Start The data

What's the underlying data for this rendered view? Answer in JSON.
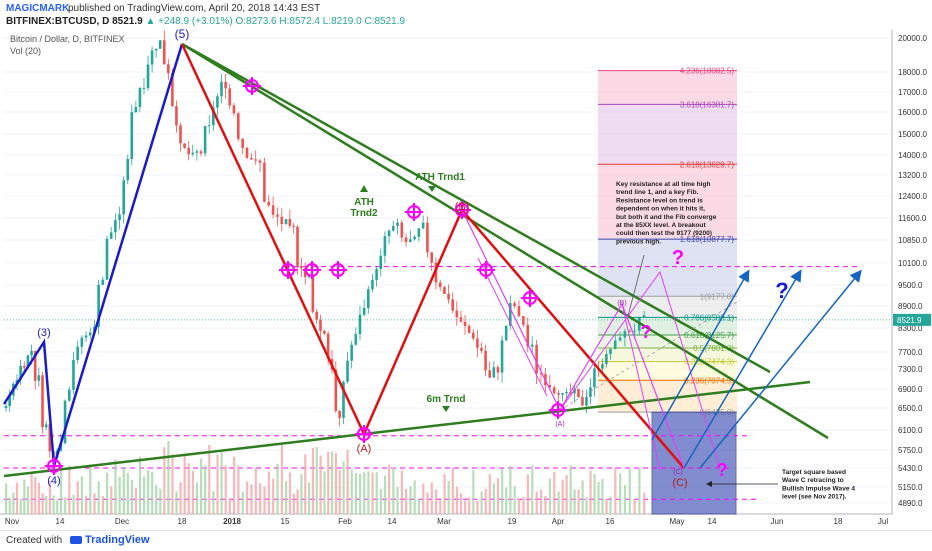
{
  "header": {
    "author": "MAGICMARK",
    "published": "published on TradingView.com, April 20, 2018 14:43 EST",
    "ohlc_symbol": "BITFINEX:BTCUSD, D",
    "ohlc_last": "8521.9",
    "ohlc_change": "▲ +248.9 (+3.01%)",
    "ohlc_values": "O:8273.6 H:8572.4 L:8219.0 C:8521.9"
  },
  "legend": {
    "pair": "Bitcoin / Dollar, D, BITFINEX",
    "volume": "Vol (20)"
  },
  "footer": {
    "created": "Created with",
    "brand": "TradingView"
  },
  "colors": {
    "up": "#26a69a",
    "down": "#ef5350",
    "impulse": "#1a1acc",
    "correction": "#e01010",
    "trend": "#2e7d1e",
    "magenta": "#ff00ff",
    "arrow": "#1565c0"
  },
  "chart_data": {
    "type": "candlestick",
    "title": "Bitcoin / Dollar, D, BITFINEX",
    "last_price": 8521.9,
    "price_ticks": [
      20000,
      18000,
      17000,
      16000,
      15000,
      14000,
      13200,
      12400,
      11600,
      10850,
      10100,
      9500,
      8900,
      8300,
      7700,
      7300,
      6900,
      6500,
      6100,
      5750,
      5430,
      5150,
      4890
    ],
    "time_ticks": [
      "Nov",
      "14",
      "Dec",
      "18",
      "2018",
      "15",
      "Feb",
      "14",
      "Mar",
      "19",
      "Apr",
      "16",
      "May",
      "14",
      "Jun",
      "18",
      "Jul"
    ],
    "close_path": [
      6700,
      7200,
      7500,
      7800,
      7100,
      6200,
      5700,
      5900,
      7100,
      7800,
      8100,
      8300,
      9800,
      11200,
      11600,
      13800,
      16400,
      17600,
      19300,
      19800,
      17800,
      15400,
      14200,
      13900,
      14100,
      15200,
      16800,
      17400,
      15800,
      14300,
      13900,
      13600,
      11900,
      11600,
      11400,
      11100,
      10100,
      9700,
      8600,
      8200,
      7200,
      6100,
      7600,
      8100,
      8800,
      9600,
      10300,
      11200,
      11300,
      10700,
      10800,
      11300,
      10100,
      9500,
      9100,
      8600,
      8300,
      8100,
      7700,
      7000,
      7300,
      8400,
      8900,
      8400,
      7800,
      7200,
      7000,
      6900,
      6700,
      6800,
      6600,
      7000,
      7400,
      7600,
      7900,
      8200,
      8300,
      8521.9
    ],
    "waves": [
      {
        "label": "(3)",
        "price": 7800
      },
      {
        "label": "(4)",
        "price": 5500
      },
      {
        "label": "(5)",
        "price": 19800
      },
      {
        "label": "(A)",
        "price": 6000
      },
      {
        "label": "(B)",
        "price": 11600
      },
      {
        "label": "(A)",
        "price": 6500
      },
      {
        "label": "(B)",
        "price": 8800
      },
      {
        "label": "(C)",
        "price": 5430
      },
      {
        "label": "(C)",
        "price": 5400
      }
    ],
    "fib_levels": [
      {
        "label": "4.236(18082.5)",
        "price": 18082.5
      },
      {
        "label": "3.618(16381.7)",
        "price": 16381.7
      },
      {
        "label": "2.618(13629.7)",
        "price": 13629.7
      },
      {
        "label": "1.618(10877.7)",
        "price": 10877.7
      },
      {
        "label": "1(9177.0)",
        "price": 9177.0
      },
      {
        "label": "0.786(8588.1)",
        "price": 8588.1
      },
      {
        "label": "0.618(8125.7)",
        "price": 8125.7
      },
      {
        "label": "0.5(7801.0)",
        "price": 7801.0
      },
      {
        "label": "0.382(7474.3)",
        "price": 7474.3
      },
      {
        "label": "0.236(7074.5)",
        "price": 7074.5
      },
      {
        "label": "0(6425.0)",
        "price": 6425.0
      }
    ],
    "annotations": {
      "ath1": "ATH Trnd1",
      "ath2_line1": "ATH",
      "ath2_line2": "Trnd2",
      "six_m": "6m Trnd",
      "key_resistance": [
        "Key resistance at all time high",
        "trend line 1, and a key Fib.",
        "Resistance level on trend is",
        "dependent on when it hits it,",
        "but both it and the Fib converge",
        "at the 85XX level. A breakout",
        "could then test the 9177 (9200)",
        "previous high."
      ],
      "target_square": [
        "Target square based",
        "Wave C retracing to",
        "Bullish Impulse Wave 4",
        "level (see Nov 2017)."
      ]
    }
  }
}
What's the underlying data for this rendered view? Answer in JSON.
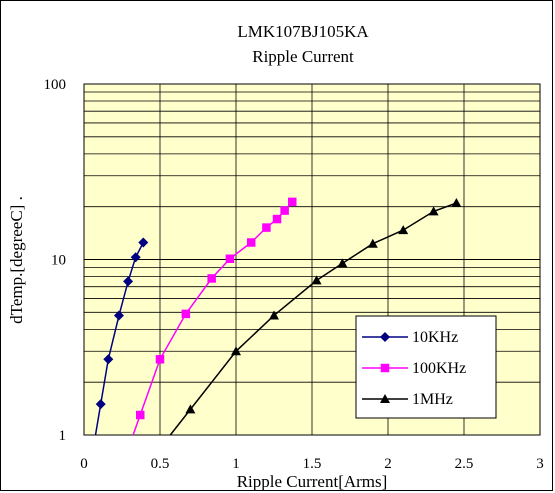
{
  "chart_data": {
    "type": "line",
    "title": "LMK107BJ105KA",
    "subtitle": "Ripple Current",
    "xlabel": "Ripple Current[Arms]",
    "ylabel": "dTemp.[degreeC] .",
    "xlim": [
      0,
      3
    ],
    "ylim": [
      1,
      100
    ],
    "yscale": "log",
    "x_ticks": [
      "0",
      "0.5",
      "1",
      "1.5",
      "2",
      "2.5",
      "3"
    ],
    "y_ticks": [
      "1",
      "10",
      "100"
    ],
    "grid": true,
    "legend_position": "bottom-right",
    "plot_background": "#ffffcc",
    "series": [
      {
        "name": "10KHz",
        "color": "#000080",
        "marker": "diamond",
        "x": [
          0.11,
          0.16,
          0.23,
          0.29,
          0.34,
          0.39
        ],
        "y": [
          1.5,
          2.7,
          4.8,
          7.5,
          10.3,
          12.5
        ]
      },
      {
        "name": "100KHz",
        "color": "#ff00ff",
        "marker": "square",
        "x": [
          0.37,
          0.5,
          0.67,
          0.84,
          0.96,
          1.1,
          1.2,
          1.27,
          1.32,
          1.37
        ],
        "y": [
          1.3,
          2.7,
          4.9,
          7.8,
          10.1,
          12.5,
          15.2,
          17.0,
          19.0,
          21.3
        ]
      },
      {
        "name": "1MHz",
        "color": "#000000",
        "marker": "triangle",
        "x": [
          0.7,
          1.0,
          1.25,
          1.53,
          1.7,
          1.9,
          2.1,
          2.3,
          2.45
        ],
        "y": [
          1.4,
          3.0,
          4.8,
          7.6,
          9.5,
          12.3,
          14.7,
          18.8,
          21.0
        ]
      }
    ]
  }
}
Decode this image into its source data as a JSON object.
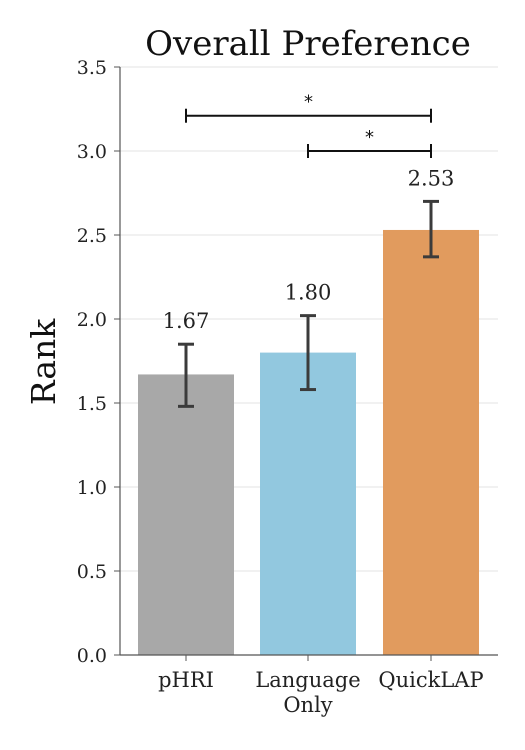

End The data

▶ **Problem statement**:
Transcribe every entry word for word, but skip the pictures.

▶ **Response to the exercise**:
What's the underlying data for this rendered view? Answer in JSON.
{
  "header": {
    "author": "MAGICMARK",
    "published": "published on TradingView.com, April 20, 2018 14:43 EST",
    "ohlc_symbol": "BITFINEX:BTCUSD, D",
    "ohlc_last": "8521.9",
    "ohlc_change": "▲ +248.9 (+3.01%)",
    "ohlc_values": "O:8273.6 H:8572.4 L:8219.0 C:8521.9"
  },
  "legend": {
    "pair": "Bitcoin / Dollar, D, BITFINEX",
    "volume": "Vol (20)"
  },
  "footer": {
    "created": "Created with",
    "brand": "TradingView"
  },
  "colors": {
    "up": "#26a69a",
    "down": "#ef5350",
    "impulse": "#1a1acc",
    "correction": "#e01010",
    "trend": "#2e7d1e",
    "magenta": "#ff00ff",
    "arrow": "#1565c0"
  },
  "chart_data": {
    "type": "candlestick",
    "title": "Bitcoin / Dollar, D, BITFINEX",
    "last_price": 8521.9,
    "price_ticks": [
      20000,
      18000,
      17000,
      16000,
      15000,
      14000,
      13200,
      12400,
      11600,
      10850,
      10100,
      9500,
      8900,
      8300,
      7700,
      7300,
      6900,
      6500,
      6100,
      5750,
      5430,
      5150,
      4890
    ],
    "time_ticks": [
      "Nov",
      "14",
      "Dec",
      "18",
      "2018",
      "15",
      "Feb",
      "14",
      "Mar",
      "19",
      "Apr",
      "16",
      "May",
      "14",
      "Jun",
      "18",
      "Jul"
    ],
    "close_path": [
      6700,
      7200,
      7500,
      7800,
      7100,
      6200,
      5700,
      5900,
      7100,
      7800,
      8100,
      8300,
      9800,
      11200,
      11600,
      13800,
      16400,
      17600,
      19300,
      19800,
      17800,
      15400,
      14200,
      13900,
      14100,
      15200,
      16800,
      17400,
      15800,
      14300,
      13900,
      13600,
      11900,
      11600,
      11400,
      11100,
      10100,
      9700,
      8600,
      8200,
      7200,
      6100,
      7600,
      8100,
      8800,
      9600,
      10300,
      11200,
      11300,
      10700,
      10800,
      11300,
      10100,
      9500,
      9100,
      8600,
      8300,
      8100,
      7700,
      7000,
      7300,
      8400,
      8900,
      8400,
      7800,
      7200,
      7000,
      6900,
      6700,
      6800,
      6600,
      7000,
      7400,
      7600,
      7900,
      8200,
      8300,
      8521.9
    ],
    "waves": [
      {
        "label": "(3)",
        "price": 7800
      },
      {
        "label": "(4)",
        "price": 5500
      },
      {
        "label": "(5)",
        "price": 19800
      },
      {
        "label": "(A)",
        "price": 6000
      },
      {
        "label": "(B)",
        "price": 11600
      },
      {
        "label": "(A)",
        "price": 6500
      },
      {
        "label": "(B)",
        "price": 8800
      },
      {
        "label": "(C)",
        "price": 5430
      },
      {
        "label": "(C)",
        "price": 5400
      }
    ],
    "fib_levels": [
      {
        "label": "4.236(18082.5)",
        "price": 18082.5
      },
      {
        "label": "3.618(16381.7)",
        "price": 16381.7
      },
      {
        "label": "2.618(13629.7)",
        "price": 13629.7
      },
      {
        "label": "1.618(10877.7)",
        "price": 10877.7
      },
      {
        "label": "1(9177.0)",
        "price": 9177.0
      },
      {
        "label": "0.786(8588.1)",
        "price": 8588.1
      },
      {
        "label": "0.618(8125.7)",
        "price": 8125.7
      },
      {
        "label": "0.5(7801.0)",
        "price": 7801.0
      },
      {
        "label": "0.382(7474.3)",
        "price": 7474.3
      },
      {
        "label": "0.236(7074.5)",
        "price": 7074.5
      },
      {
        "label": "0(6425.0)",
        "price": 6425.0
      }
    ],
    "annotations": {
      "ath1": "ATH Trnd1",
      "ath2_line1": "ATH",
      "ath2_line2": "Trnd2",
      "six_m": "6m Trnd",
      "key_resistance": [
        "Key resistance at all time high",
        "trend line 1, and a key Fib.",
        "Resistance level on trend is",
        "dependent on when it hits it,",
        "but both it and the Fib converge",
        "at the 85XX level. A breakout",
        "could then test the 9177 (9200)",
        "previous high."
      ],
      "target_square": [
        "Target square based",
        "Wave C retracing to",
        "Bullish Impulse Wave 4",
        "level (see Nov 2017)."
      ]
    }
  }
}
What's the underlying data for this rendered view? Answer in JSON.
{
  "chart_data": {
    "type": "line",
    "title": "LMK107BJ105KA",
    "subtitle": "Ripple Current",
    "xlabel": "Ripple Current[Arms]",
    "ylabel": "dTemp.[degreeC] .",
    "xlim": [
      0,
      3
    ],
    "ylim": [
      1,
      100
    ],
    "yscale": "log",
    "x_ticks": [
      "0",
      "0.5",
      "1",
      "1.5",
      "2",
      "2.5",
      "3"
    ],
    "y_ticks": [
      "1",
      "10",
      "100"
    ],
    "grid": true,
    "legend_position": "bottom-right",
    "plot_background": "#ffffcc",
    "series": [
      {
        "name": "10KHz",
        "color": "#000080",
        "marker": "diamond",
        "x": [
          0.11,
          0.16,
          0.23,
          0.29,
          0.34,
          0.39
        ],
        "y": [
          1.5,
          2.7,
          4.8,
          7.5,
          10.3,
          12.5
        ]
      },
      {
        "name": "100KHz",
        "color": "#ff00ff",
        "marker": "square",
        "x": [
          0.37,
          0.5,
          0.67,
          0.84,
          0.96,
          1.1,
          1.2,
          1.27,
          1.32,
          1.37
        ],
        "y": [
          1.3,
          2.7,
          4.9,
          7.8,
          10.1,
          12.5,
          15.2,
          17.0,
          19.0,
          21.3
        ]
      },
      {
        "name": "1MHz",
        "color": "#000000",
        "marker": "triangle",
        "x": [
          0.7,
          1.0,
          1.25,
          1.53,
          1.7,
          1.9,
          2.1,
          2.3,
          2.45
        ],
        "y": [
          1.4,
          3.0,
          4.8,
          7.6,
          9.5,
          12.3,
          14.7,
          18.8,
          21.0
        ]
      }
    ]
  }
}
Decode this image into its source data as a JSON object.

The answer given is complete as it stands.